[Collected data]

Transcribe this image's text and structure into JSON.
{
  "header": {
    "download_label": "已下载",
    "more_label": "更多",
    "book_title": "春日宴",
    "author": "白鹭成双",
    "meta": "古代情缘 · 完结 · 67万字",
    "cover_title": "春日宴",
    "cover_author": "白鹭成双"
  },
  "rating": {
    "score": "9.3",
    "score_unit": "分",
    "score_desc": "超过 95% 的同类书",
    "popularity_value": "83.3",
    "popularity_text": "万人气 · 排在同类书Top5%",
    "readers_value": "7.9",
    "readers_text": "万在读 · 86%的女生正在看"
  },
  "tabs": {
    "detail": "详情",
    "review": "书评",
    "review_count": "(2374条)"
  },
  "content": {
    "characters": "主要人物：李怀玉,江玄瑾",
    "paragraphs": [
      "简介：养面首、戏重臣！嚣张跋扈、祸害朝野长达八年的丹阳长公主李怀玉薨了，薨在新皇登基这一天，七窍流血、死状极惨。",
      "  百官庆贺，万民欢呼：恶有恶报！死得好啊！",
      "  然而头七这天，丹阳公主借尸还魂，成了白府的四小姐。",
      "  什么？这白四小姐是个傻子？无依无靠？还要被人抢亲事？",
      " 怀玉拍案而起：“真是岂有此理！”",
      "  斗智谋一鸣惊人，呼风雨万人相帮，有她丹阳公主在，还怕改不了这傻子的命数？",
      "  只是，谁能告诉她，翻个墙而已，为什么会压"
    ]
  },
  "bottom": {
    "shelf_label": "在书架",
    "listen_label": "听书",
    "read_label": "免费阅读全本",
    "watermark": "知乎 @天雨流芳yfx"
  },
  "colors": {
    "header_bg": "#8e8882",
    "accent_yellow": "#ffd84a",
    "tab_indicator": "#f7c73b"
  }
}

* TASK OBJECTIVE
Repeat all of the entries exactly.

* TASK ANSWER
Transcribe this image's text and structure into JSON.
{
  "header": {
    "download_label": "已下载",
    "more_label": "更多",
    "book_title": "春日宴",
    "author": "白鹭成双",
    "meta": "古代情缘 · 完结 · 67万字",
    "cover_title": "春日宴",
    "cover_author": "白鹭成双"
  },
  "rating": {
    "score": "9.3",
    "score_unit": "分",
    "score_desc": "超过 95% 的同类书",
    "popularity_value": "83.3",
    "popularity_text": "万人气 · 排在同类书Top5%",
    "readers_value": "7.9",
    "readers_text": "万在读 · 86%的女生正在看"
  },
  "tabs": {
    "detail": "详情",
    "review": "书评",
    "review_count": "(2374条)"
  },
  "content": {
    "characters": "主要人物：李怀玉,江玄瑾",
    "paragraphs": [
      "简介：养面首、戏重臣！嚣张跋扈、祸害朝野长达八年的丹阳长公主李怀玉薨了，薨在新皇登基这一天，七窍流血、死状极惨。",
      "  百官庆贺，万民欢呼：恶有恶报！死得好啊！",
      "  然而头七这天，丹阳公主借尸还魂，成了白府的四小姐。",
      "  什么？这白四小姐是个傻子？无依无靠？还要被人抢亲事？",
      " 怀玉拍案而起：“真是岂有此理！”",
      "  斗智谋一鸣惊人，呼风雨万人相帮，有她丹阳公主在，还怕改不了这傻子的命数？",
      "  只是，谁能告诉她，翻个墙而已，为什么会压"
    ]
  },
  "bottom": {
    "shelf_label": "在书架",
    "listen_label": "听书",
    "read_label": "免费阅读全本",
    "watermark": "知乎 @天雨流芳yfx"
  },
  "colors": {
    "header_bg": "#8e8882",
    "accent_yellow": "#ffd84a",
    "tab_indicator": "#f7c73b"
  }
}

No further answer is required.